» **STATED GOAL**:
Return every line from the first one through the line containing "y-tick-24: 24 (43, 66, 55, 77)", both included, with each line copied character for character.

» **RECORDS SUPPLIED**:
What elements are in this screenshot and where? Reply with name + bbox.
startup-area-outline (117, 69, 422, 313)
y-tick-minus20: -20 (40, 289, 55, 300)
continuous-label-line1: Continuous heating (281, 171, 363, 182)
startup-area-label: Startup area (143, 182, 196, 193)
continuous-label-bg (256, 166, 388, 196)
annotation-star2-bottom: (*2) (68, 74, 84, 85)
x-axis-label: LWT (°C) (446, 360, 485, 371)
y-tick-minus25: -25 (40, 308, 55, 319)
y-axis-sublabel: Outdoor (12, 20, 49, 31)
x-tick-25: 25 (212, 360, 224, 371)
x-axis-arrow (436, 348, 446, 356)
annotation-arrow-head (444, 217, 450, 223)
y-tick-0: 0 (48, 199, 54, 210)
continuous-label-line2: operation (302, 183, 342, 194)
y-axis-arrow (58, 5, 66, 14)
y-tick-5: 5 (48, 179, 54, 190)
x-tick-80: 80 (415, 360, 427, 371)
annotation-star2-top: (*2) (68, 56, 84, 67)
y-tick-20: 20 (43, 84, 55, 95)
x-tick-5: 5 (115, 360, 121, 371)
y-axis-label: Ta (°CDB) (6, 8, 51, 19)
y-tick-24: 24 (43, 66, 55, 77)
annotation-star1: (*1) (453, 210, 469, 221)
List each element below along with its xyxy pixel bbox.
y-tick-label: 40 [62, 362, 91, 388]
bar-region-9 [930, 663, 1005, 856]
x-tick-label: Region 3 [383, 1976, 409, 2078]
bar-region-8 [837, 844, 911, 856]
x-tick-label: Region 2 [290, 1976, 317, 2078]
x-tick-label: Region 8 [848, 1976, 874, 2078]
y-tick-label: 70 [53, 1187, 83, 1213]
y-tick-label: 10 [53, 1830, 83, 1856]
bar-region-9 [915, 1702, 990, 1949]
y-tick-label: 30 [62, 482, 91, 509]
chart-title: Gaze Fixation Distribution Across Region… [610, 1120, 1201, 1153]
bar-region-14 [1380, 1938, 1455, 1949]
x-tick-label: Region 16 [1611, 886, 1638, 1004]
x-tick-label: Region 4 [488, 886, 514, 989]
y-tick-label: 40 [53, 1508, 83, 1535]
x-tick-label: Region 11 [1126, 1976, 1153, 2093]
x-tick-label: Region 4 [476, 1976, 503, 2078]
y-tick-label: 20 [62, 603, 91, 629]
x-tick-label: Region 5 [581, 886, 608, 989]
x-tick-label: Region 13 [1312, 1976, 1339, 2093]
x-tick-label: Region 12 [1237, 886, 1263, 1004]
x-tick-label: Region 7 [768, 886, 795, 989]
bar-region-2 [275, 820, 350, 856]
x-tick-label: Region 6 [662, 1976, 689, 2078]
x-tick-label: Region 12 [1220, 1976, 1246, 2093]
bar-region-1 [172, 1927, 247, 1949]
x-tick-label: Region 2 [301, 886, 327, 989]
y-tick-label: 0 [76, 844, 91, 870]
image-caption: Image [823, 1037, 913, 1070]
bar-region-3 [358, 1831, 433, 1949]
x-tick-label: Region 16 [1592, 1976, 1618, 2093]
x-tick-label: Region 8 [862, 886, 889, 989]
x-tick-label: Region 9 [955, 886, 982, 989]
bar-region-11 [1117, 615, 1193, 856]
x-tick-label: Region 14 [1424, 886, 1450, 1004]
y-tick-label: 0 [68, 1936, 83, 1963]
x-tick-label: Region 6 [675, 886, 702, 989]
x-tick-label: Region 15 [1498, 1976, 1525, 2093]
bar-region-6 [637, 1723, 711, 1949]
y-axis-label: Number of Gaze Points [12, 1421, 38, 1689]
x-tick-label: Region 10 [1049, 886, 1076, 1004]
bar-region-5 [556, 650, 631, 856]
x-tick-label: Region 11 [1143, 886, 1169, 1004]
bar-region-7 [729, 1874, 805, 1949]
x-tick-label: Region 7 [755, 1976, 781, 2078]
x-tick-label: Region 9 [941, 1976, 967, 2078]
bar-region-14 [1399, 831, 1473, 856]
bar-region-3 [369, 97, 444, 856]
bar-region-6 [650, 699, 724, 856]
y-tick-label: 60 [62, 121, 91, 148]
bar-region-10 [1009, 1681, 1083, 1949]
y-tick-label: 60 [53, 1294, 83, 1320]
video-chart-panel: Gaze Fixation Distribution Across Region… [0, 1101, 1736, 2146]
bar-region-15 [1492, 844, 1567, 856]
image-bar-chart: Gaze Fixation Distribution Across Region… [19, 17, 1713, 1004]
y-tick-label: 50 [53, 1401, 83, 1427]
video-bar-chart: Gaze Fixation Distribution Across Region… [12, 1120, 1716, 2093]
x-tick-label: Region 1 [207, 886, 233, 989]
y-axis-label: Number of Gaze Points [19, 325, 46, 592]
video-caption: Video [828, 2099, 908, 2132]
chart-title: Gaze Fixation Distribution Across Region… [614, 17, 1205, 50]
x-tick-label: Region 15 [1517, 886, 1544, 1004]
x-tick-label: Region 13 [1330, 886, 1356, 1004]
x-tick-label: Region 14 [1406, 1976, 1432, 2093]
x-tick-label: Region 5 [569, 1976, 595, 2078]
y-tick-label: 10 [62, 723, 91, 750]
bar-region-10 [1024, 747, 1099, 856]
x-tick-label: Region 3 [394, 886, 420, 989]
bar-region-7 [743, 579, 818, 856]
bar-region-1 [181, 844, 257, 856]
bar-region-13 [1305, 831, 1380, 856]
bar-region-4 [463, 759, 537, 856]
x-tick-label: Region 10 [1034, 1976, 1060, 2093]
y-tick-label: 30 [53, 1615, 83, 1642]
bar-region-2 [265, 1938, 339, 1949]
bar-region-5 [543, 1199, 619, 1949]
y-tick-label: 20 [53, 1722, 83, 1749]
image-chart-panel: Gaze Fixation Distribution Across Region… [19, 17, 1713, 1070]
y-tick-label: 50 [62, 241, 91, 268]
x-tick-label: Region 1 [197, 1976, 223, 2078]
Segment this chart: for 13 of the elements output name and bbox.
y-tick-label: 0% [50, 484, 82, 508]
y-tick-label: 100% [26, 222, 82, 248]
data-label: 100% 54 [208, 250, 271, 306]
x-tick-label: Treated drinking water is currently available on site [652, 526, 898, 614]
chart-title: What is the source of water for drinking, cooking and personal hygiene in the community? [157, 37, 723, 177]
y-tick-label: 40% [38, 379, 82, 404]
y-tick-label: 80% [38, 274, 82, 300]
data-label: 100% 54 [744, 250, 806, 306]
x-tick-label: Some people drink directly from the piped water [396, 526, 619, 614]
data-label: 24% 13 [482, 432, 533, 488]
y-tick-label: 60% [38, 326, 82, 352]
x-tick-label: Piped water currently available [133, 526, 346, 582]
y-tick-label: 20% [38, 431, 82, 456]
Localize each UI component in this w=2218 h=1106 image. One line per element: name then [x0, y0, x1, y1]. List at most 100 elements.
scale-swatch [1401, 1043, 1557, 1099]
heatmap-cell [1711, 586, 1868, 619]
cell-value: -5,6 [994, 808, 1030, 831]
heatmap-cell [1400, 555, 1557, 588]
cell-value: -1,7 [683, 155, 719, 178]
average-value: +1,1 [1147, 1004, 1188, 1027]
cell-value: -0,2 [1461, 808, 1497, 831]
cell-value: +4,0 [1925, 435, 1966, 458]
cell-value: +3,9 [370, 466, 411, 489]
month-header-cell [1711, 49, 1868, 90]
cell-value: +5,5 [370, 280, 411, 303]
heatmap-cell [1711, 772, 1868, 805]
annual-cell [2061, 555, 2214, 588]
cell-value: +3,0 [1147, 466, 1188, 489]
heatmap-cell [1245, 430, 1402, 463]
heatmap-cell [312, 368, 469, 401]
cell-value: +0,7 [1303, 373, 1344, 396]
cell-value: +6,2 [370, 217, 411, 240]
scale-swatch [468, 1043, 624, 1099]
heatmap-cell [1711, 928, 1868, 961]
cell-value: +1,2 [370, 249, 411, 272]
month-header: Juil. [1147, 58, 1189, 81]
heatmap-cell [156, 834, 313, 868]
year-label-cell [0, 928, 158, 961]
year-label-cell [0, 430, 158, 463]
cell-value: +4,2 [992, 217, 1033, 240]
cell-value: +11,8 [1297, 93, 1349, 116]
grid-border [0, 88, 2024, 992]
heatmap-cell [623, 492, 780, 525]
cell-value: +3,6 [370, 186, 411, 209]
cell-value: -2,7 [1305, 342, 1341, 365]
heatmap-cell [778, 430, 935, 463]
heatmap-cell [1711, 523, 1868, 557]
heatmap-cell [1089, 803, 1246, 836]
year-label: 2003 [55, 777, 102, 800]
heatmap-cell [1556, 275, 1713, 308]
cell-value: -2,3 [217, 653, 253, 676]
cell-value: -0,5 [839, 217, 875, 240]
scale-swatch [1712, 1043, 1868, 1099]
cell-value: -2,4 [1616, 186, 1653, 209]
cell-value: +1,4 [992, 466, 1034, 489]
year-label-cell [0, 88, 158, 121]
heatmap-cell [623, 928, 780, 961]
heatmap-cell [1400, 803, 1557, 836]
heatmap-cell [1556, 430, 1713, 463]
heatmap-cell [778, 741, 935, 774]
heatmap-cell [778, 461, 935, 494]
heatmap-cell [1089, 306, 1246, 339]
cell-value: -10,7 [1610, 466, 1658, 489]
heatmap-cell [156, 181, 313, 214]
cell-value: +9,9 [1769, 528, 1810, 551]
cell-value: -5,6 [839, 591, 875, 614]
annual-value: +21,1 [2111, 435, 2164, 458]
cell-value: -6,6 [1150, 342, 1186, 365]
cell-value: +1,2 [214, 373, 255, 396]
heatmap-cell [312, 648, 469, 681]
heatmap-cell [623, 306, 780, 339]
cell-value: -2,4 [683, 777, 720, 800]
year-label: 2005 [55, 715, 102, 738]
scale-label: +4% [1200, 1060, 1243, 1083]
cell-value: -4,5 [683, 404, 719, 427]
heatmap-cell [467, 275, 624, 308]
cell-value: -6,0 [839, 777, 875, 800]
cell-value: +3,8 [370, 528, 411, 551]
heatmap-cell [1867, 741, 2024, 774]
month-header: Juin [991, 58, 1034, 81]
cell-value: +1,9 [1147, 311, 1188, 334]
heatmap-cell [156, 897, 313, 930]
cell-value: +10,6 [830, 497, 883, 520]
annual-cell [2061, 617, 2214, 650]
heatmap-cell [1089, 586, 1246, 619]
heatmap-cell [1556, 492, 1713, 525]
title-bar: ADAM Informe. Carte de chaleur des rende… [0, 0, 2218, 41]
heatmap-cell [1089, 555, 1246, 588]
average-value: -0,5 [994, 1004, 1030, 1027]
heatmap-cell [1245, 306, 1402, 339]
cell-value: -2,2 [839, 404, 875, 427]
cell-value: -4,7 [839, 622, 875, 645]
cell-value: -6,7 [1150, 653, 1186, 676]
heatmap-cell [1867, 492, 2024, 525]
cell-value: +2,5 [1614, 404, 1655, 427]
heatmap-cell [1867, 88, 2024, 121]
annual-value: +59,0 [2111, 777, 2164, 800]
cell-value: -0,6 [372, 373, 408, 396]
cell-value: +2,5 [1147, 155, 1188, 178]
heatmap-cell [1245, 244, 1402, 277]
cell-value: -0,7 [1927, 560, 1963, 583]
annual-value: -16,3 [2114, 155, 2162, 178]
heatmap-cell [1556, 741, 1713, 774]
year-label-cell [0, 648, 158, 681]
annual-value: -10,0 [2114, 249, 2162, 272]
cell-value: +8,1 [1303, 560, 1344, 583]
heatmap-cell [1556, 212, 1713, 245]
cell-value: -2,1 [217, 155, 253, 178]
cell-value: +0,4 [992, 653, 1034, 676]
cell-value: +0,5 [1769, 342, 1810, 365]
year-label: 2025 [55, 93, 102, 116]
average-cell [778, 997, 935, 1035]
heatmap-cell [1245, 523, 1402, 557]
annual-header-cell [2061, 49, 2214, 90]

» **RESPONSE TO THE EXERCISE**:
What elements are in this screenshot and where? Reply with name + bbox.
startup-area-outline (117, 69, 422, 313)
y-tick-minus20: -20 (40, 289, 55, 300)
continuous-label-line1: Continuous heating (281, 171, 363, 182)
startup-area-label: Startup area (143, 182, 196, 193)
continuous-label-bg (256, 166, 388, 196)
annotation-star2-bottom: (*2) (68, 74, 84, 85)
x-axis-label: LWT (°C) (446, 360, 485, 371)
y-tick-minus25: -25 (40, 308, 55, 319)
y-axis-sublabel: Outdoor (12, 20, 49, 31)
x-tick-25: 25 (212, 360, 224, 371)
x-axis-arrow (436, 348, 446, 356)
annotation-arrow-head (444, 217, 450, 223)
y-tick-0: 0 (48, 199, 54, 210)
continuous-label-line2: operation (302, 183, 342, 194)
y-axis-arrow (58, 5, 66, 14)
y-tick-5: 5 (48, 179, 54, 190)
x-tick-80: 80 (415, 360, 427, 371)
annotation-star2-top: (*2) (68, 56, 84, 67)
y-tick-20: 20 (43, 84, 55, 95)
x-tick-5: 5 (115, 360, 121, 371)
y-axis-label: Ta (°CDB) (6, 8, 51, 19)
y-tick-24: 24 (43, 66, 55, 77)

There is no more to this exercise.